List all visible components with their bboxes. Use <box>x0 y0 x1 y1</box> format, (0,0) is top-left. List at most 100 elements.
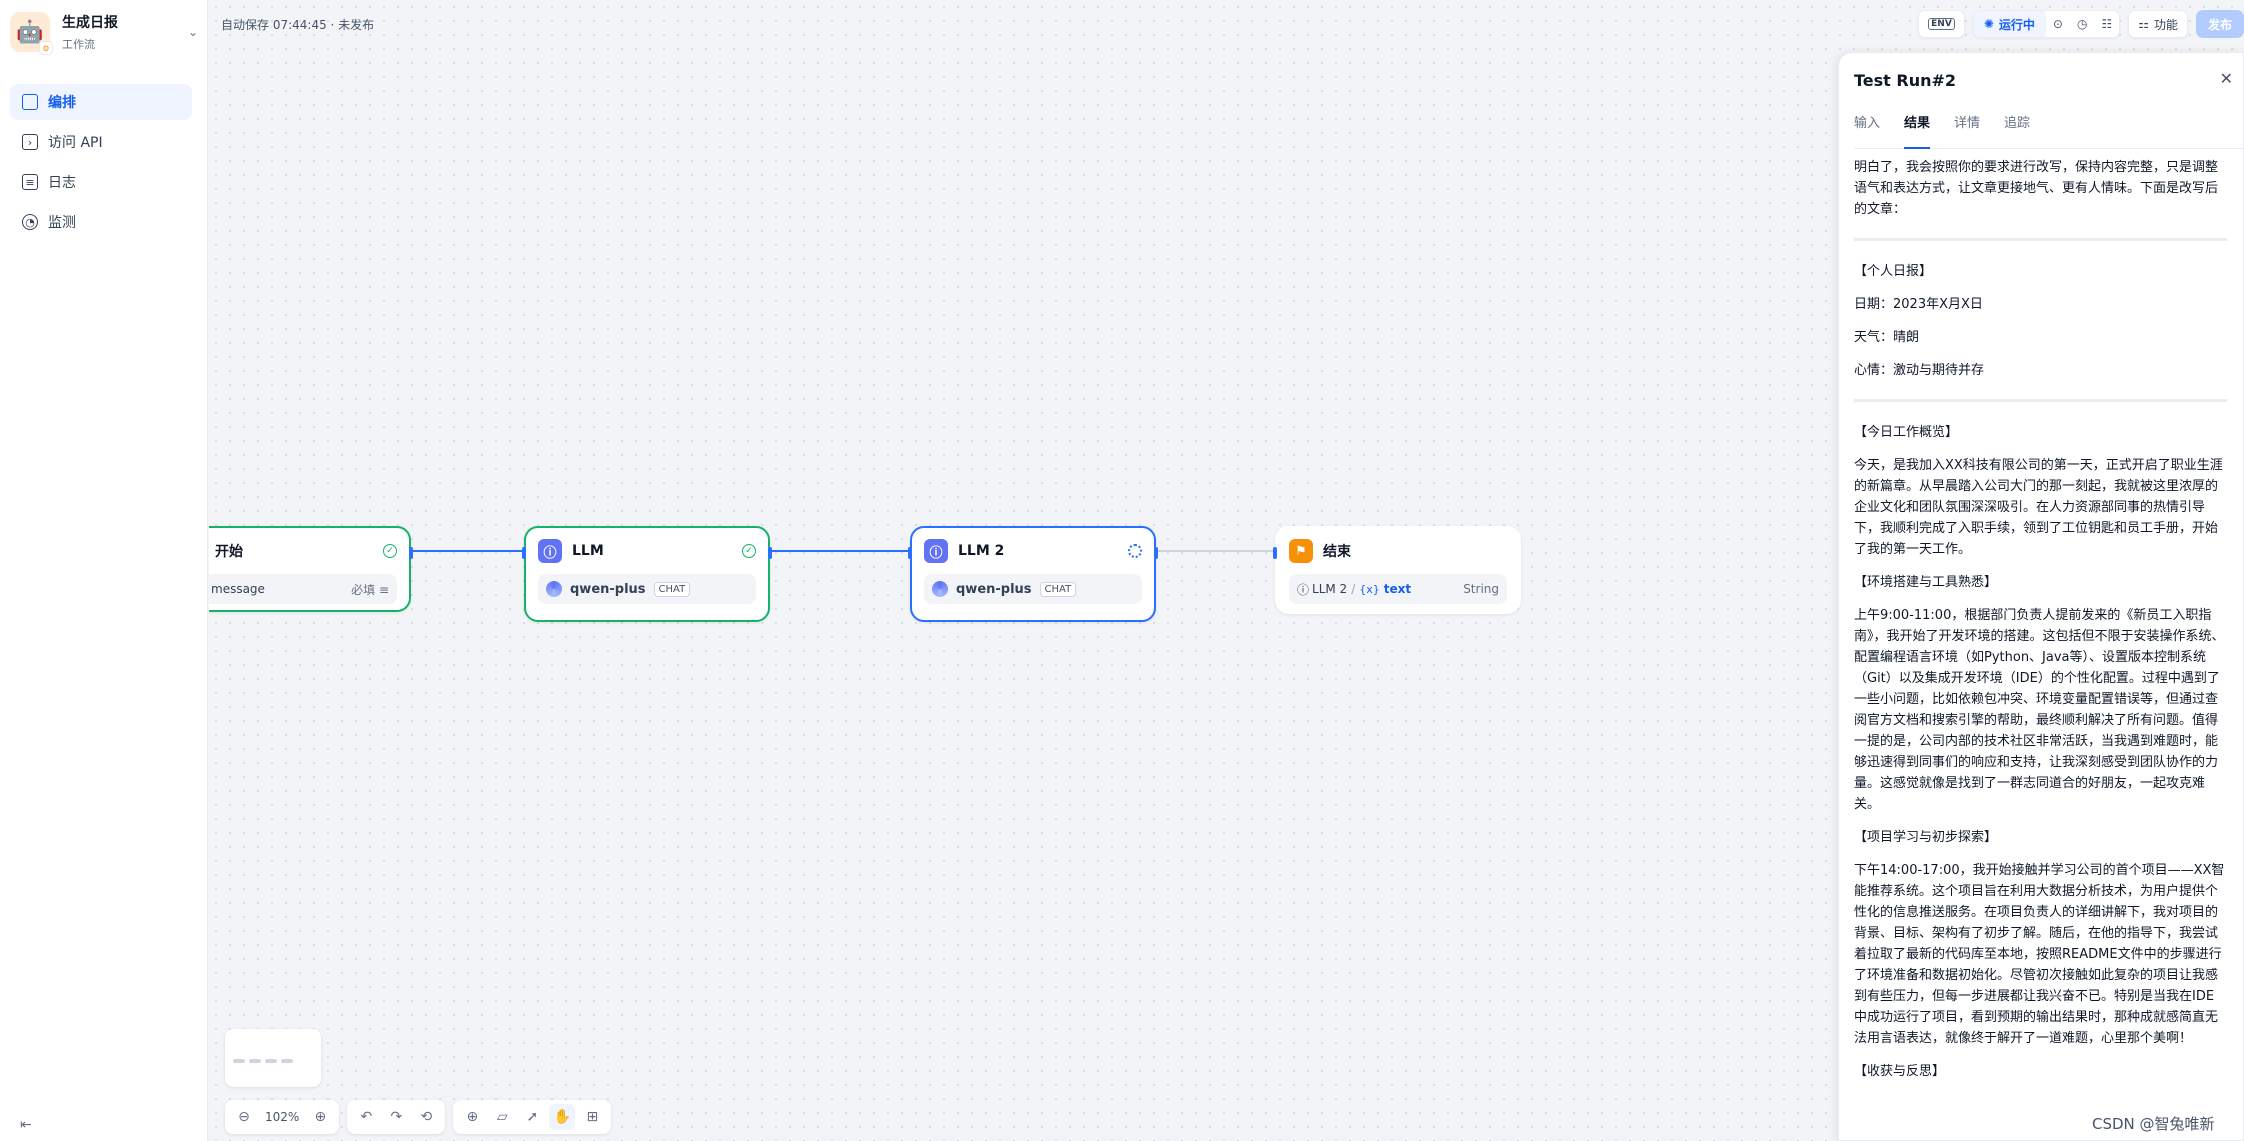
section-title: 【项目学习与初步探索】 <box>1854 830 1998 845</box>
required-label: 必填 <box>351 582 376 597</box>
result-intro: 明白了，我会按照你的要求进行改写，保持内容完整，只是调整语气和表达方式，让文章更… <box>1854 160 2219 217</box>
variable-name: text <box>1383 582 1412 596</box>
qwen-model-icon <box>546 581 562 597</box>
report-mood: 心情：激动与期待并存 <box>1854 363 1985 378</box>
input-handle[interactable] <box>908 547 912 559</box>
minimap-node <box>281 1059 293 1063</box>
sidebar-item-api[interactable]: › 访问 API <box>10 124 192 160</box>
chevron-down-icon[interactable]: ⌄ <box>188 25 198 39</box>
section-text: 下午14:00-17:00，我开始接触并学习公司的首个项目——XX智能推荐系统。… <box>1854 863 2225 1046</box>
pointer-icon[interactable]: ➚ <box>519 1104 545 1130</box>
minimap-node <box>249 1059 261 1063</box>
tab-result[interactable]: 结果 <box>1904 109 1931 149</box>
history-controls: ↶ ↷ ⟲ <box>347 1100 446 1134</box>
section-text: 上午9:00-11:00，根据部门负责人提前发来的《新员工入职指南》，我开始了开… <box>1854 608 2225 812</box>
layout-icon <box>22 94 38 110</box>
model-name: qwen-plus <box>956 581 1032 597</box>
sidebar-item-logs[interactable]: ≡ 日志 <box>10 164 192 200</box>
add-node-icon[interactable]: ⊕ <box>459 1104 485 1130</box>
mode-badge: CHAT <box>1039 581 1077 597</box>
app-robot-icon: 🤖 ⚙ <box>10 12 53 55</box>
llm2-node[interactable]: ⓘ LLM 2 qwen-plus CHAT <box>908 526 1158 622</box>
zoom-controls: ⊖ 102% ⊕ <box>225 1100 340 1134</box>
model-selector: qwen-plus CHAT <box>538 574 756 604</box>
workflow-badge-icon: ⚙ <box>39 41 53 55</box>
input-handle[interactable] <box>1273 547 1277 559</box>
zoom-out-icon[interactable]: ⊖ <box>231 1104 257 1130</box>
divider <box>1854 399 2227 402</box>
end-node[interactable]: ⚑ 结束 ⓘ LLM 2 / {x} text String <box>1273 526 1521 614</box>
monitor-icon: ◔ <box>22 214 38 230</box>
llm-node[interactable]: ⓘ LLM ✓ qwen-plus CHAT <box>522 526 772 622</box>
end-flag-icon: ⚑ <box>1289 539 1313 563</box>
sidebar-item-monitor[interactable]: ◔ 监测 <box>10 204 192 240</box>
file-icon: ≡ <box>22 174 38 190</box>
variable-type: String <box>1463 582 1499 596</box>
section-title: 【今日工作概览】 <box>1854 425 1959 440</box>
llm-brain-icon: ⓘ <box>538 539 562 563</box>
minimap-node <box>233 1059 245 1063</box>
app-name: 生成日报 <box>62 15 118 31</box>
output-handle[interactable] <box>1154 547 1158 559</box>
canvas-controls: ⊖ 102% ⊕ ↶ ↷ ⟲ ⊕ ▱ ➚ ✋ ⊞ <box>225 1100 612 1134</box>
input-handle[interactable] <box>522 547 526 559</box>
model-selector: qwen-plus CHAT <box>924 574 1142 604</box>
watermark: CSDN @智兔唯新 <box>2092 1115 2215 1133</box>
note-icon[interactable]: ▱ <box>489 1104 515 1130</box>
result-output: 明白了，我会按照你的要求进行改写，保持内容完整，只是调整语气和表达方式，让文章更… <box>1854 157 2227 1094</box>
test-run-panel: Test Run#2 ✕ 输入 结果 详情 追踪 明白了，我会按照你的要求进行改… <box>1838 52 2244 1141</box>
terminal-icon: › <box>22 134 38 150</box>
model-name: qwen-plus <box>570 581 646 597</box>
node-title: 开始 <box>215 544 243 560</box>
redo-icon[interactable]: ↷ <box>383 1104 409 1130</box>
organize-icon[interactable]: ⊞ <box>579 1104 605 1130</box>
node-title: LLM 2 <box>958 543 1005 559</box>
undo-icon[interactable]: ↶ <box>353 1104 379 1130</box>
tool-controls: ⊕ ▱ ➚ ✋ ⊞ <box>453 1100 612 1134</box>
panel-tabs: 输入 结果 详情 追踪 <box>1854 109 2243 149</box>
llm-brain-icon: ⓘ <box>924 539 948 563</box>
sidebar-item-label: 日志 <box>48 175 76 191</box>
end-variable: ⓘ LLM 2 / {x} text String <box>1289 574 1507 604</box>
text-type-icon: ≡ <box>378 582 389 597</box>
panel-title: Test Run#2 <box>1854 71 1957 90</box>
hand-icon[interactable]: ✋ <box>549 1104 576 1130</box>
section-title: 【环境搭建与工具熟悉】 <box>1854 575 1998 590</box>
report-weather: 天气：晴朗 <box>1854 330 1920 345</box>
section-text: 今天，是我加入XX科技有限公司的第一天，正式开启了职业生涯的新篇章。从早晨踏入公… <box>1854 458 2223 557</box>
divider <box>1854 238 2227 241</box>
node-title: 结束 <box>1323 544 1351 560</box>
history-icon[interactable]: ⟲ <box>413 1104 439 1130</box>
zoom-in-icon[interactable]: ⊕ <box>307 1104 333 1130</box>
variable-name: message <box>211 582 265 596</box>
sidebar: 🤖 ⚙ 生成日报 工作流 ⌄ 编排 › 访问 API ≡ 日志 ◔ 监测 ⇤ <box>0 0 208 1141</box>
sidebar-item-label: 访问 API <box>48 135 103 151</box>
llm-source-icon: ⓘ <box>1297 582 1310 597</box>
report-date: 日期：2023年X月X日 <box>1854 297 1983 312</box>
minimap[interactable] <box>225 1029 321 1087</box>
start-variable: message 必填 ≡ <box>209 574 397 604</box>
sidebar-item-label: 编排 <box>48 95 76 111</box>
start-node[interactable]: 开始 ✓ message 必填 ≡ <box>209 526 413 612</box>
sidebar-nav: 编排 › 访问 API ≡ 日志 ◔ 监测 <box>10 84 192 244</box>
report-title: 【个人日报】 <box>1854 264 1933 279</box>
variable-icon: {x} <box>1359 582 1380 596</box>
output-handle[interactable] <box>409 547 413 559</box>
success-check-icon: ✓ <box>742 544 756 558</box>
collapse-sidebar-icon[interactable]: ⇤ <box>20 1117 32 1133</box>
loading-spinner-icon <box>1128 544 1142 558</box>
tab-input[interactable]: 输入 <box>1854 109 1880 149</box>
sidebar-item-orchestrate[interactable]: 编排 <box>10 84 192 120</box>
sidebar-item-label: 监测 <box>48 215 76 231</box>
output-handle[interactable] <box>768 547 772 559</box>
app-header[interactable]: 🤖 ⚙ 生成日报 工作流 ⌄ <box>10 10 198 55</box>
variable-source: LLM 2 <box>1312 582 1348 596</box>
node-title: LLM <box>572 543 604 559</box>
close-icon[interactable]: ✕ <box>2220 69 2233 88</box>
tab-detail[interactable]: 详情 <box>1954 109 1980 149</box>
minimap-node <box>265 1059 277 1063</box>
section-title: 【收获与反思】 <box>1854 1064 1946 1079</box>
tab-trace[interactable]: 追踪 <box>2004 109 2030 149</box>
zoom-level[interactable]: 102% <box>261 1110 303 1124</box>
mode-badge: CHAT <box>653 581 691 597</box>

==================================================

Could you give these items again with each "qwen-plus" switched to "qwen-max", everything else unchanged and the pictures left out?

Response for this exercise:
List all visible components with their bboxes. Use <box>x0 y0 x1 y1</box> format, (0,0) is top-left. List at most 100 elements.
section-title: 【项目学习与初步探索】 <box>1854 830 1998 845</box>
required-label: 必填 <box>351 582 376 597</box>
result-intro: 明白了，我会按照你的要求进行改写，保持内容完整，只是调整语气和表达方式，让文章更… <box>1854 160 2219 217</box>
variable-name: text <box>1383 582 1412 596</box>
qwen-model-icon <box>546 581 562 597</box>
report-mood: 心情：激动与期待并存 <box>1854 363 1985 378</box>
input-handle[interactable] <box>908 547 912 559</box>
minimap-node <box>281 1059 293 1063</box>
sidebar-item-api[interactable]: › 访问 API <box>10 124 192 160</box>
chevron-down-icon[interactable]: ⌄ <box>188 25 198 39</box>
section-text: 下午14:00-17:00，我开始接触并学习公司的首个项目——XX智能推荐系统。… <box>1854 863 2225 1046</box>
pointer-icon[interactable]: ➚ <box>519 1104 545 1130</box>
minimap-node <box>249 1059 261 1063</box>
tab-result[interactable]: 结果 <box>1904 109 1931 149</box>
history-controls: ↶ ↷ ⟲ <box>347 1100 446 1134</box>
section-text: 上午9:00-11:00，根据部门负责人提前发来的《新员工入职指南》，我开始了开… <box>1854 608 2225 812</box>
layout-icon <box>22 94 38 110</box>
model-name: qwen-max <box>956 581 1032 597</box>
sidebar-item-logs[interactable]: ≡ 日志 <box>10 164 192 200</box>
add-node-icon[interactable]: ⊕ <box>459 1104 485 1130</box>
mode-badge: CHAT <box>1039 581 1077 597</box>
app-robot-icon: 🤖 ⚙ <box>10 12 53 55</box>
llm2-node[interactable]: ⓘ LLM 2 qwen-max CHAT <box>908 526 1158 622</box>
zoom-controls: ⊖ 102% ⊕ <box>225 1100 340 1134</box>
model-selector: qwen-max CHAT <box>538 574 756 604</box>
workflow-badge-icon: ⚙ <box>39 41 53 55</box>
input-handle[interactable] <box>1273 547 1277 559</box>
zoom-out-icon[interactable]: ⊖ <box>231 1104 257 1130</box>
divider <box>1854 399 2227 402</box>
end-node[interactable]: ⚑ 结束 ⓘ LLM 2 / {x} text String <box>1273 526 1521 614</box>
monitor-icon: ◔ <box>22 214 38 230</box>
llm-node[interactable]: ⓘ LLM ✓ qwen-max CHAT <box>522 526 772 622</box>
end-flag-icon: ⚑ <box>1289 539 1313 563</box>
sidebar-item-monitor[interactable]: ◔ 监测 <box>10 204 192 240</box>
file-icon: ≡ <box>22 174 38 190</box>
variable-type: String <box>1463 582 1499 596</box>
section-title: 【今日工作概览】 <box>1854 425 1959 440</box>
llm-brain-icon: ⓘ <box>538 539 562 563</box>
minimap-node <box>233 1059 245 1063</box>
app-name: 生成日报 <box>62 15 118 31</box>
output-handle[interactable] <box>1154 547 1158 559</box>
canvas-controls: ⊖ 102% ⊕ ↶ ↷ ⟲ ⊕ ▱ ➚ ✋ ⊞ <box>225 1100 612 1134</box>
input-handle[interactable] <box>522 547 526 559</box>
model-selector: qwen-max CHAT <box>924 574 1142 604</box>
watermark: CSDN @智兔唯新 <box>2092 1115 2215 1133</box>
note-icon[interactable]: ▱ <box>489 1104 515 1130</box>
result-output: 明白了，我会按照你的要求进行改写，保持内容完整，只是调整语气和表达方式，让文章更… <box>1854 157 2227 1094</box>
test-run-panel: Test Run#2 ✕ 输入 结果 详情 追踪 明白了，我会按照你的要求进行改… <box>1838 52 2244 1141</box>
terminal-icon: › <box>22 134 38 150</box>
model-name: qwen-max <box>570 581 646 597</box>
node-title: 开始 <box>215 544 243 560</box>
redo-icon[interactable]: ↷ <box>383 1104 409 1130</box>
organize-icon[interactable]: ⊞ <box>579 1104 605 1130</box>
node-title: LLM 2 <box>958 543 1005 559</box>
undo-icon[interactable]: ↶ <box>353 1104 379 1130</box>
tool-controls: ⊕ ▱ ➚ ✋ ⊞ <box>453 1100 612 1134</box>
panel-tabs: 输入 结果 详情 追踪 <box>1854 109 2243 149</box>
llm-brain-icon: ⓘ <box>924 539 948 563</box>
sidebar-item-label: 日志 <box>48 175 76 191</box>
end-variable: ⓘ LLM 2 / {x} text String <box>1289 574 1507 604</box>
text-type-icon: ≡ <box>378 582 389 597</box>
panel-title: Test Run#2 <box>1854 71 1957 90</box>
hand-icon[interactable]: ✋ <box>549 1104 576 1130</box>
section-title: 【环境搭建与工具熟悉】 <box>1854 575 1998 590</box>
report-weather: 天气：晴朗 <box>1854 330 1920 345</box>
section-text: 今天，是我加入XX科技有限公司的第一天，正式开启了职业生涯的新篇章。从早晨踏入公… <box>1854 458 2223 557</box>
divider <box>1854 238 2227 241</box>
node-title: 结束 <box>1323 544 1351 560</box>
history-icon[interactable]: ⟲ <box>413 1104 439 1130</box>
zoom-in-icon[interactable]: ⊕ <box>307 1104 333 1130</box>
variable-name: message <box>211 582 265 596</box>
sidebar: 🤖 ⚙ 生成日报 工作流 ⌄ 编排 › 访问 API ≡ 日志 ◔ 监测 ⇤ <box>0 0 208 1141</box>
sidebar-item-label: 访问 API <box>48 135 103 151</box>
llm-source-icon: ⓘ <box>1297 582 1310 597</box>
report-date: 日期：2023年X月X日 <box>1854 297 1983 312</box>
minimap[interactable] <box>225 1029 321 1087</box>
start-variable: message 必填 ≡ <box>209 574 397 604</box>
sidebar-item-label: 编排 <box>48 95 76 111</box>
start-node[interactable]: 开始 ✓ message 必填 ≡ <box>209 526 413 612</box>
sidebar-nav: 编排 › 访问 API ≡ 日志 ◔ 监测 <box>10 84 192 244</box>
report-title: 【个人日报】 <box>1854 264 1933 279</box>
variable-icon: {x} <box>1359 582 1380 596</box>
output-handle[interactable] <box>409 547 413 559</box>
success-check-icon: ✓ <box>742 544 756 558</box>
collapse-sidebar-icon[interactable]: ⇤ <box>20 1117 32 1133</box>
loading-spinner-icon <box>1128 544 1142 558</box>
tab-input[interactable]: 输入 <box>1854 109 1880 149</box>
sidebar-item-orchestrate[interactable]: 编排 <box>10 84 192 120</box>
sidebar-item-label: 监测 <box>48 215 76 231</box>
output-handle[interactable] <box>768 547 772 559</box>
app-header[interactable]: 🤖 ⚙ 生成日报 工作流 ⌄ <box>10 10 198 55</box>
variable-source: LLM 2 <box>1312 582 1348 596</box>
node-title: LLM <box>572 543 604 559</box>
close-icon[interactable]: ✕ <box>2220 69 2233 88</box>
tab-detail[interactable]: 详情 <box>1954 109 1980 149</box>
minimap-node <box>265 1059 277 1063</box>
section-title: 【收获与反思】 <box>1854 1064 1946 1079</box>
tab-trace[interactable]: 追踪 <box>2004 109 2030 149</box>
zoom-level[interactable]: 102% <box>261 1110 303 1124</box>
mode-badge: CHAT <box>653 581 691 597</box>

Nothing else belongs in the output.